• _TASK REQUIREMENTS_: Present the data once more in exactly its original form.

%%

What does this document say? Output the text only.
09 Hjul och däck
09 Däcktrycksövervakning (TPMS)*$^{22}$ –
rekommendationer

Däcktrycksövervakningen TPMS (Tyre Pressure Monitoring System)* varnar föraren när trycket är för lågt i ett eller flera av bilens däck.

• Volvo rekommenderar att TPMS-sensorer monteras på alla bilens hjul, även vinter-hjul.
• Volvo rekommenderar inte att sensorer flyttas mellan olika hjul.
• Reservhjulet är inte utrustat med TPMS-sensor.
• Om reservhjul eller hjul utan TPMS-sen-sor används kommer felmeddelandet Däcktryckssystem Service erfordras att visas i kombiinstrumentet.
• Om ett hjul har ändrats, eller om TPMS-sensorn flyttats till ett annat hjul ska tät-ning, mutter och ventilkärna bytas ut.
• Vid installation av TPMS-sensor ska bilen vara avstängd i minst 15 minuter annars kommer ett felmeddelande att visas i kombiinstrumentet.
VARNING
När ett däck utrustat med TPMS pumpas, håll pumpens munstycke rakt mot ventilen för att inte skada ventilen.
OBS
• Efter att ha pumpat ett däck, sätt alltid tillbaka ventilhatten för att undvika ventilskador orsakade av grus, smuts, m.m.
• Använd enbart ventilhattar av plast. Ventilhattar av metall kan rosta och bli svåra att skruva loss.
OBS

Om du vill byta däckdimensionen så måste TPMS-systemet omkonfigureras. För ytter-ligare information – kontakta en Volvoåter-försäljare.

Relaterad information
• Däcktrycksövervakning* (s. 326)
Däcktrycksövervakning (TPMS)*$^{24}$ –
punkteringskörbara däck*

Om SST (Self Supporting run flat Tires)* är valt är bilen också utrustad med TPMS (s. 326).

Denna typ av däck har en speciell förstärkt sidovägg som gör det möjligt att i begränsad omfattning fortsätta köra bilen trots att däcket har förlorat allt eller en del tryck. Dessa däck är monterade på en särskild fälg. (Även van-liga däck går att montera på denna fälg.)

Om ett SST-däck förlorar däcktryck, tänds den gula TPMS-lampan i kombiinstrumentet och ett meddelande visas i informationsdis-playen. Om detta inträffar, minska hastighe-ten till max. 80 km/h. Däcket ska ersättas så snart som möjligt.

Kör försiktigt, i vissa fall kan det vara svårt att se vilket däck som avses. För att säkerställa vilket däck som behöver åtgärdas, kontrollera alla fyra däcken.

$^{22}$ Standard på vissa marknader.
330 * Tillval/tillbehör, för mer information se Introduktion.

%%

• _THE ANSWER_:
What does this document say? Output the text only.
09 Hjul och däck
09 Däcktrycksövervakning (TPMS)*$^{22}$ –
rekommendationer

Däcktrycksövervakningen TPMS (Tyre Pressure Monitoring System)* varnar föraren när trycket är för lågt i ett eller flera av bilens däck.

• Volvo rekommenderar att TPMS-sensorer monteras på alla bilens hjul, även vinter-hjul.
• Volvo rekommenderar inte att sensorer flyttas mellan olika hjul.
• Reservhjulet är inte utrustat med TPMS-sensor.
• Om reservhjul eller hjul utan TPMS-sen-sor används kommer felmeddelandet Däcktryckssystem Service erfordras att visas i kombiinstrumentet.
• Om ett hjul har ändrats, eller om TPMS-sensorn flyttats till ett annat hjul ska tät-ning, mutter och ventilkärna bytas ut.
• Vid installation av TPMS-sensor ska bilen vara avstängd i minst 15 minuter annars kommer ett felmeddelande att visas i kombiinstrumentet.
VARNING
När ett däck utrustat med TPMS pumpas, håll pumpens munstycke rakt mot ventilen för att inte skada ventilen.
OBS
• Efter att ha pumpat ett däck, sätt alltid tillbaka ventilhatten för att undvika ventilskador orsakade av grus, smuts, m.m.
• Använd enbart ventilhattar av plast. Ventilhattar av metall kan rosta och bli svåra att skruva loss.
OBS

Om du vill byta däckdimensionen så måste TPMS-systemet omkonfigureras. För ytter-ligare information – kontakta en Volvoåter-försäljare.

Relaterad information
• Däcktrycksövervakning* (s. 326)
Däcktrycksövervakning (TPMS)*$^{24}$ –
punkteringskörbara däck*

Om SST (Self Supporting run flat Tires)* är valt är bilen också utrustad med TPMS (s. 326).

Denna typ av däck har en speciell förstärkt sidovägg som gör det möjligt att i begränsad omfattning fortsätta köra bilen trots att däcket har förlorat allt eller en del tryck. Dessa däck är monterade på en särskild fälg. (Även van-liga däck går att montera på denna fälg.)

Om ett SST-däck förlorar däcktryck, tänds den gula TPMS-lampan i kombiinstrumentet och ett meddelande visas i informationsdis-playen. Om detta inträffar, minska hastighe-ten till max. 80 km/h. Däcket ska ersättas så snart som möjligt.

Kör försiktigt, i vissa fall kan det vara svårt att se vilket däck som avses. För att säkerställa vilket däck som behöver åtgärdas, kontrollera alla fyra däcken.

$^{22}$ Standard på vissa marknader.
330 * Tillval/tillbehör, för mer information se Introduktion.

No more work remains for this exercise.